== TASK DIRECTIONS ==
Copy each line below in which the string "prepared" occurs.

═══ ENTRIES SUPPLIED

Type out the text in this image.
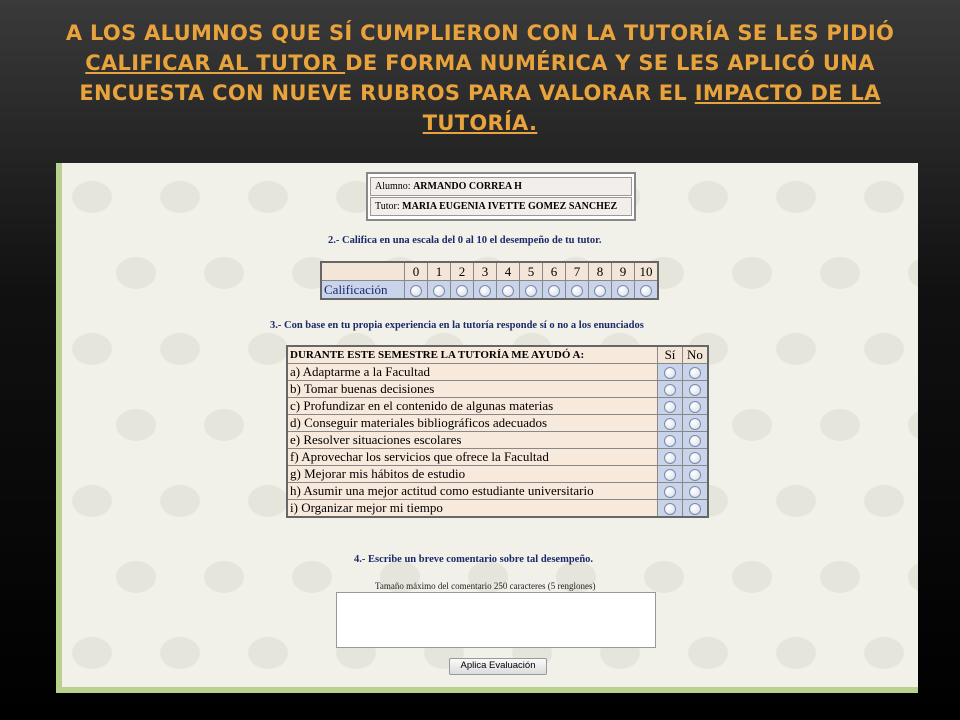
A LOS ALUMNOS QUE SÍ CUMPLIERON CON LA TUTORÍA SE LES PIDIÓ CALIFICAR AL TUTOR DE FORMA NUMÉRICA Y SE LES APLICÓ UNA ENCUESTA CON NUEVE RUBROS PARA VALORAR EL IMPACTO DE LA TUTORÍA.
Alumno: ARMANDO CORREA H
Tutor: MARIA EUGENIA IVETTE GOMEZ SANCHEZ
2.- Califica en una escala del 0 al 10 el desempeño de tu tutor.
	0	1	2	3	4	5	6	7	8	9	10
Calificación											
3.- Con base en tu propia experiencia en la tutoría responde sí o no a los enunciados
DURANTE ESTE SEMESTRE LA TUTORÍA ME AYUDÓ A:	Sí	No
a) Adaptarme a la Facultad		
b) Tomar buenas decisiones		
c) Profundizar en el contenido de algunas materias		
d) Conseguir materiales bibliográficos adecuados		
e) Resolver situaciones escolares		
f) Aprovechar los servicios que ofrece la Facultad		
g) Mejorar mis hábitos de estudio		
h) Asumir una mejor actitud como estudiante universitario		
i) Organizar mejor mi tiempo		
4.- Escribe un breve comentario sobre tal desempeño.
Tamaño máximo del comentario 250 caracteres (5 renglones)
Aplica Evaluación
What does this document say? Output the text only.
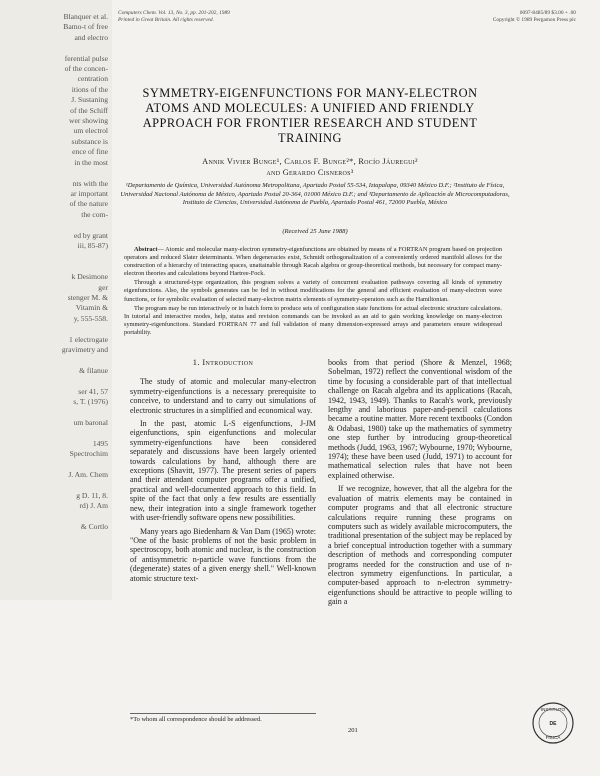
Blanquer et al.
Bamo-t of free
and electro

ferential pulse
of the concen-
centration
itions of the
J. Sustaning
of the Schiff
wer showing
um electrol
substance is
ence of fine
in the most

nts with the
ar important
of the nature
the com-

ed by grant
iii, 85-87)

k Desimone
ger
stenger M. &
Vitamin &
y, 555-558.

1 electrogate
gravimetry and

& filanue

ser 41, 57
s, T. (1976)

um baronal

1495
Spectrochim

J. Am. Chem

g D. 11, 8.
rd) J. Am

& Cortlo
Computers Chem. Vol. 13, No. 3, pp. 201-202, 1989
Printed in Great Britain. All rights reserved.
0097-8485/89 $3.00 + .00
Copyright © 1989 Pergamon Press plc
SYMMETRY-EIGENFUNCTIONS FOR MANY-ELECTRON ATOMS AND MOLECULES: A UNIFIED AND FRIENDLY APPROACH FOR FRONTIER RESEARCH AND STUDENT TRAINING
Annik Vivier Bunge¹, Carlos F. Bunge²*, Rocío Jáuregui²
and Gerardo Cisneros³
¹Departamento de Química, Universidad Autónoma Metropolitana, Apartado Postal 55-534, Iztapalapa, 09340 México D.F.; ²Instituto de Física, Universidad Nacional Autónoma de México, Apartado Postal 20-364, 01000 México D.F.; and ³Departamento de Aplicación de Microcomputadoras, Instituto de Ciencias, Universidad Autónoma de Puebla, Apartado Postal 461, 72000 Puebla, México
(Received 25 June 1988)

Abstract— Atomic and molecular many-electron symmetry-eigenfunctions are obtained by means of a FORTRAN program based on projection operators and reduced Slater determinants. When degeneracies exist, Schmidt orthogonalization of a conveniently ordered manifold allows for the construction of a hierarchy of interacting spaces, unattainable through Racah algebra or group-theoretical methods, but necessary for compact many-electron theories and calculations beyond Hartree-Fock.

Through a structured-type organization, this program solves a variety of concurrent evaluation pathways covering all kinds of symmetry eigenfunctions. Also, the symbols generates can be fed in without modifications for the general and efficient evaluation of many-electron wave functions, or for symbolic evaluation of selected many-electron matrix elements of symmetry-operators such as the Hamiltonian.

The program may be run interactively or in batch form to produce sets of configuration state functions for actual electronic structure calculations. In tutorial and interactive modes, help, status and revision commands can be invoked as an aid to gain working knowledge on many-electron symmetry-eigenfunctions. Standard FORTRAN 77 and full validation of many dimension-expressed arrays and parameters ensure widespread portability.

1. Introduction

The study of atomic and molecular many-electron symmetry-eigenfunctions is a necessary prerequisite to conceive, to understand and to carry out simulations of electronic structures in a simplified and economical way.

In the past, atomic L-S eigenfunctions, J-JM eigenfunctions, spin eigenfunctions and molecular symmetry-eigenfunctions have been considered separately and discussions have been largely oriented towards calculations by hand, although there are exceptions (Shavitt, 1977). The present series of papers and their attendant computer programs offer a unified, practical and well-documented approach to this field. In spite of the fact that only a few results are essentially new, their integration into a single framework together with user-friendly software opens new possibilities.

Many years ago Biedenharn & Van Dam (1965) wrote: "One of the basic problems of not the basic problem in spectroscopy, both atomic and nuclear, is the construction of antisymmetric n-particle wave functions from the (degenerate) states of a given energy shell." Well-known atomic structure text-

books from that period (Shore & Menzel, 1968; Sobelman, 1972) reflect the conventional wisdom of the time by focusing a considerable part of that intellectual challenge on Racah algebra and its applications (Racah, 1942, 1943, 1949). Thanks to Racah's work, previously lengthy and laborious paper-and-pencil calculations became a routine matter. More recent textbooks (Condon & Odabasi, 1980) take up the mathematics of symmetry one step further by introducing group-theoretical methods (Judd, 1963, 1967; Wybourne, 1970; Wybourne, 1974); these have been used (Judd, 1971) to account for mathematical selection rules that have not been explained otherwise.

If we recognize, however, that all the algebra for the evaluation of matrix elements may be contained in computer programs and that all electronic structure calculations require running these programs on computers such as widely available microcomputers, the traditional presentation of the subject may be replaced by a brief conceptual introduction together with a summary description of methods and corresponding computer programs needed for the construction and use of n-electron symmetry eigenfunctions. In particular, a computer-based approach to n-electron symmetry-eigenfunctions should be attractive to people willing to gain a

*To whom all correspondence should be addressed.
201
INSTITUTO
DE
FÍSICA
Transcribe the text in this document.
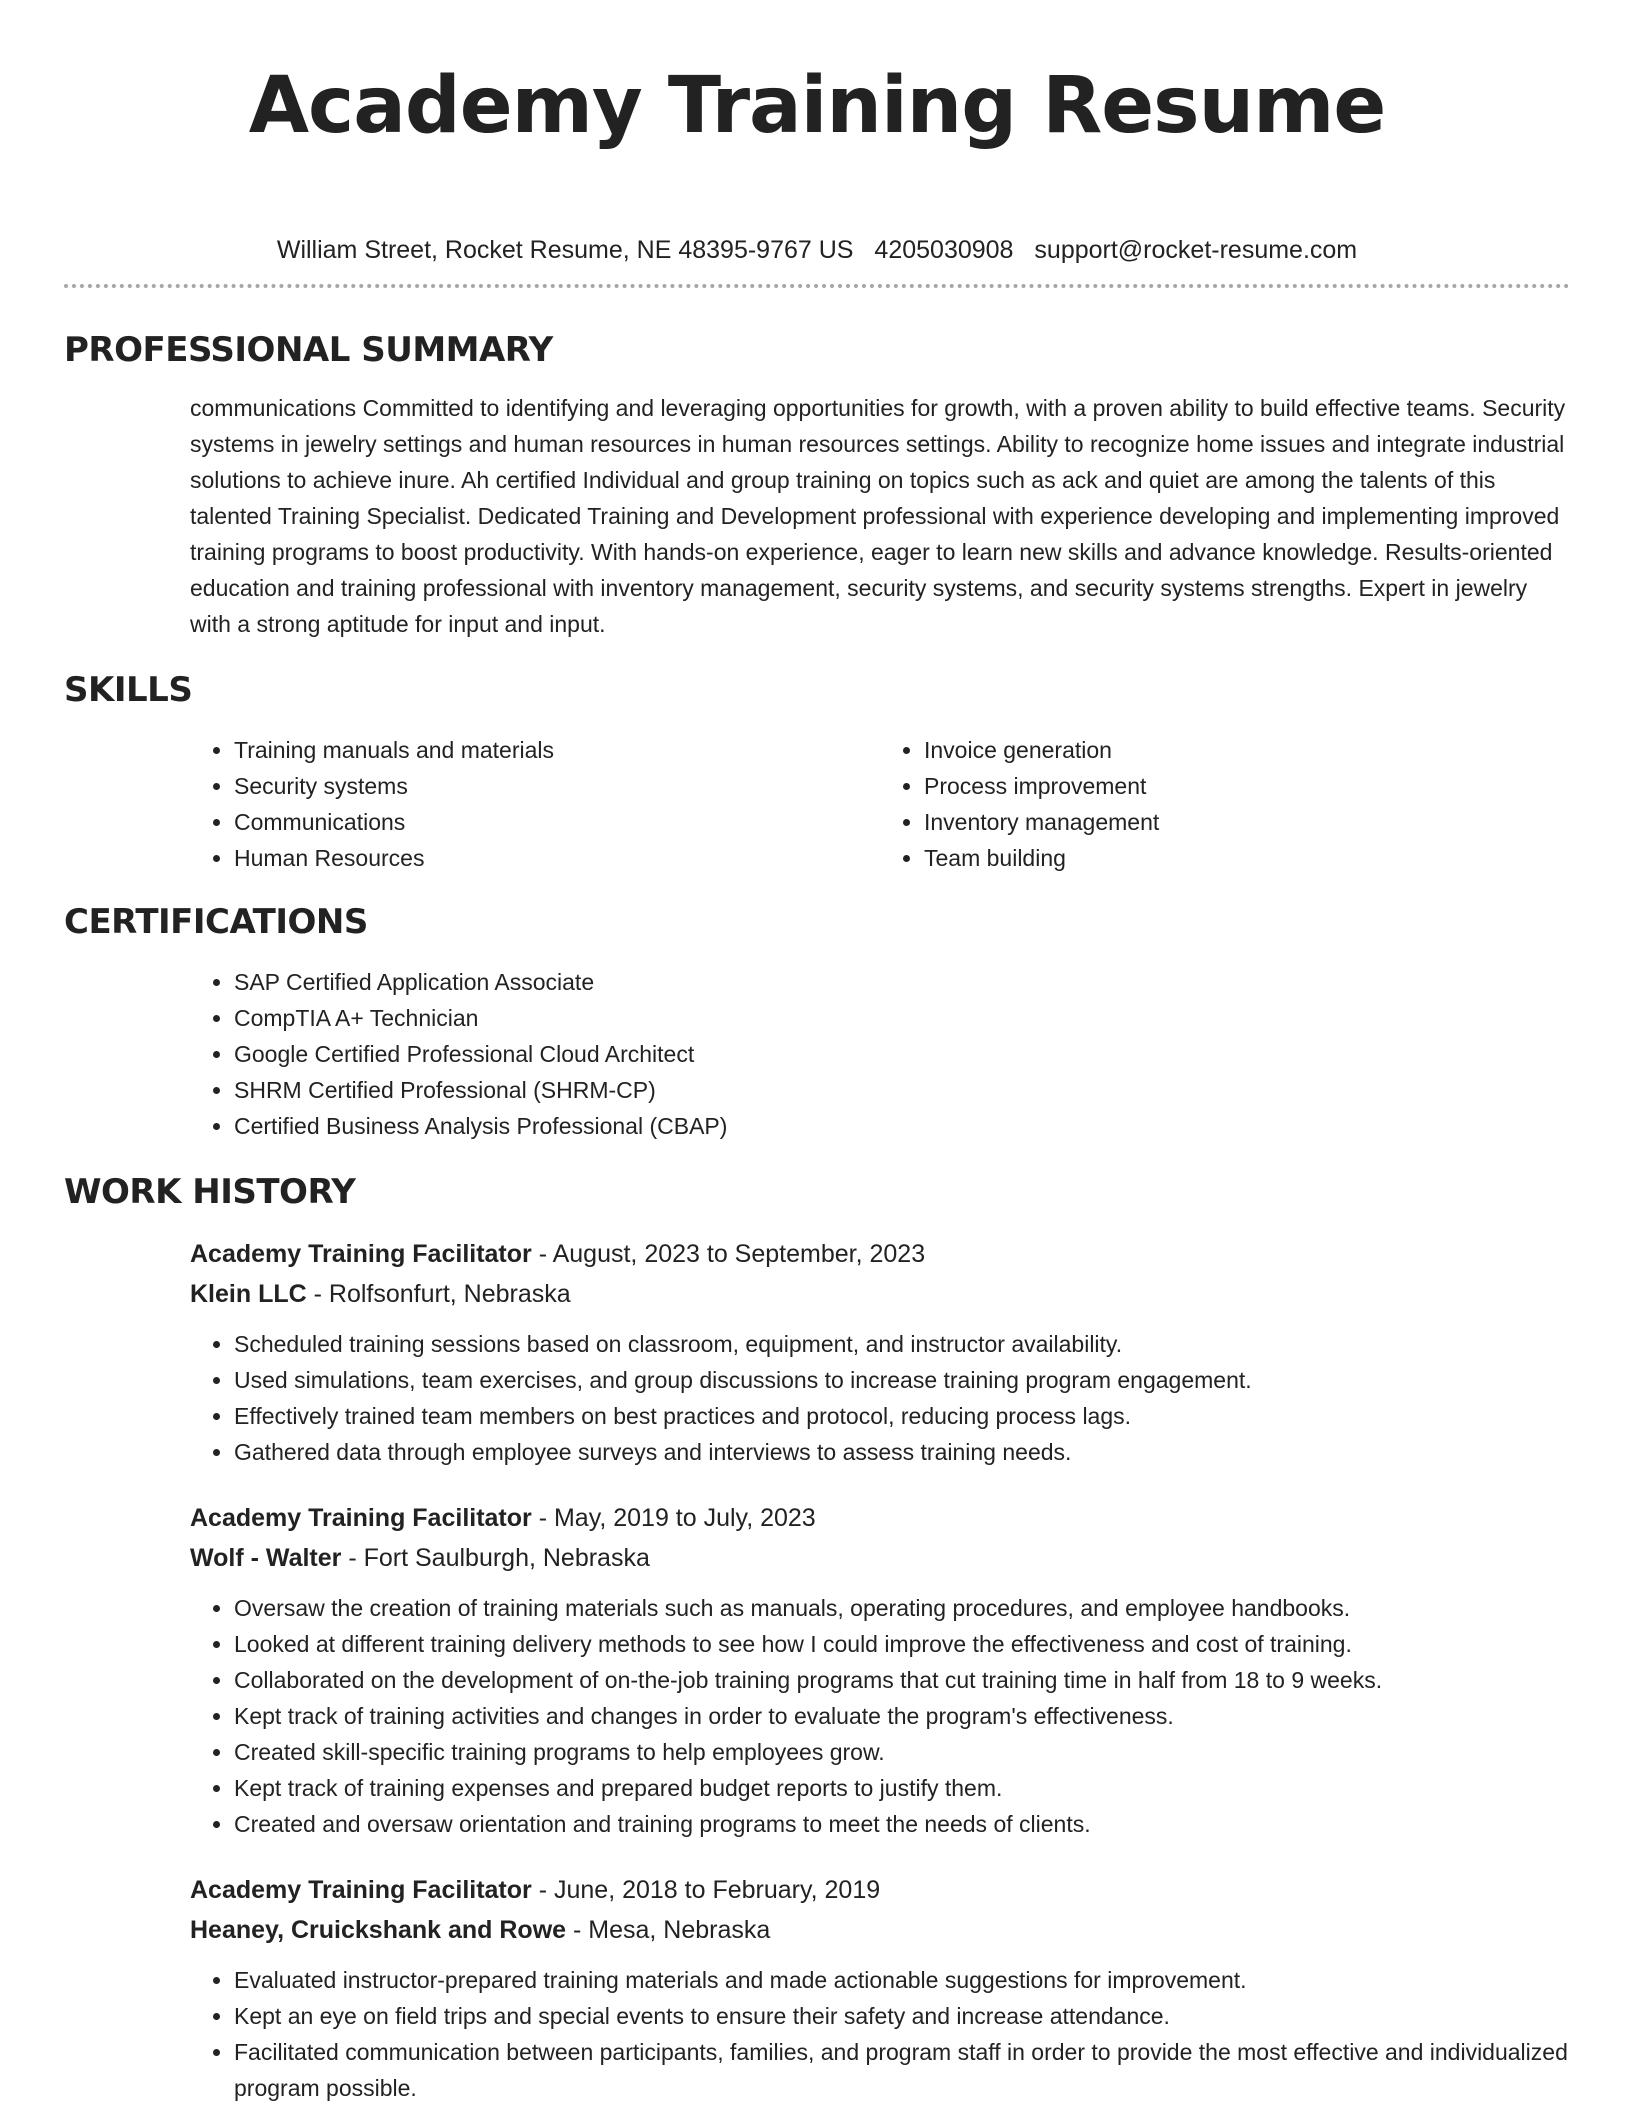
Academy Training Resume
William Street, Rocket Resume, NE 48395-9767 US 4205030908 support@rocket-resume.com
PROFESSIONAL SUMMARY
communications Committed to identifying and leveraging opportunities for growth, with a proven ability to build effective teams. Security systems in jewelry settings and human resources in human resources settings. Ability to recognize home issues and integrate industrial solutions to achieve inure. Ah certified Individual and group training on topics such as ack and quiet are among the talents of this talented Training Specialist. Dedicated Training and Development professional with experience developing and implementing improved training programs to boost productivity. With hands-on experience, eager to learn new skills and advance knowledge. Results-oriented education and training professional with inventory management, security systems, and security systems strengths. Expert in jewelry with a strong aptitude for input and input.
SKILLS
• Training manuals and materials
• Security systems
• Communications
• Human Resources
• Invoice generation
• Process improvement
• Inventory management
• Team building
CERTIFICATIONS
• SAP Certified Application Associate
• CompTIA A+ Technician
• Google Certified Professional Cloud Architect
• SHRM Certified Professional (SHRM-CP)
• Certified Business Analysis Professional (CBAP)
WORK HISTORY
Academy Training Facilitator - August, 2023 to September, 2023
Klein LLC - Rolfsonfurt, Nebraska
• Scheduled training sessions based on classroom, equipment, and instructor availability.
• Used simulations, team exercises, and group discussions to increase training program engagement.
• Effectively trained team members on best practices and protocol, reducing process lags.
• Gathered data through employee surveys and interviews to assess training needs.
Academy Training Facilitator - May, 2019 to July, 2023
Wolf - Walter - Fort Saulburgh, Nebraska
• Oversaw the creation of training materials such as manuals, operating procedures, and employee handbooks.
• Looked at different training delivery methods to see how I could improve the effectiveness and cost of training.
• Collaborated on the development of on-the-job training programs that cut training time in half from 18 to 9 weeks.
• Kept track of training activities and changes in order to evaluate the program's effectiveness.
• Created skill-specific training programs to help employees grow.
• Kept track of training expenses and prepared budget reports to justify them.
• Created and oversaw orientation and training programs to meet the needs of clients.
Academy Training Facilitator - June, 2018 to February, 2019
Heaney, Cruickshank and Rowe - Mesa, Nebraska
• Evaluated instructor-prepared training materials and made actionable suggestions for improvement.
• Kept an eye on field trips and special events to ensure their safety and increase attendance.
• Facilitated communication between participants, families, and program staff in order to provide the most effective and individualized program possible.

══════

== EXERCISE OUTPUT ==
• Kept track of training expenses and prepared budget reports to justify them.
• Evaluated instructor-prepared training materials and made actionable suggestions for improvement.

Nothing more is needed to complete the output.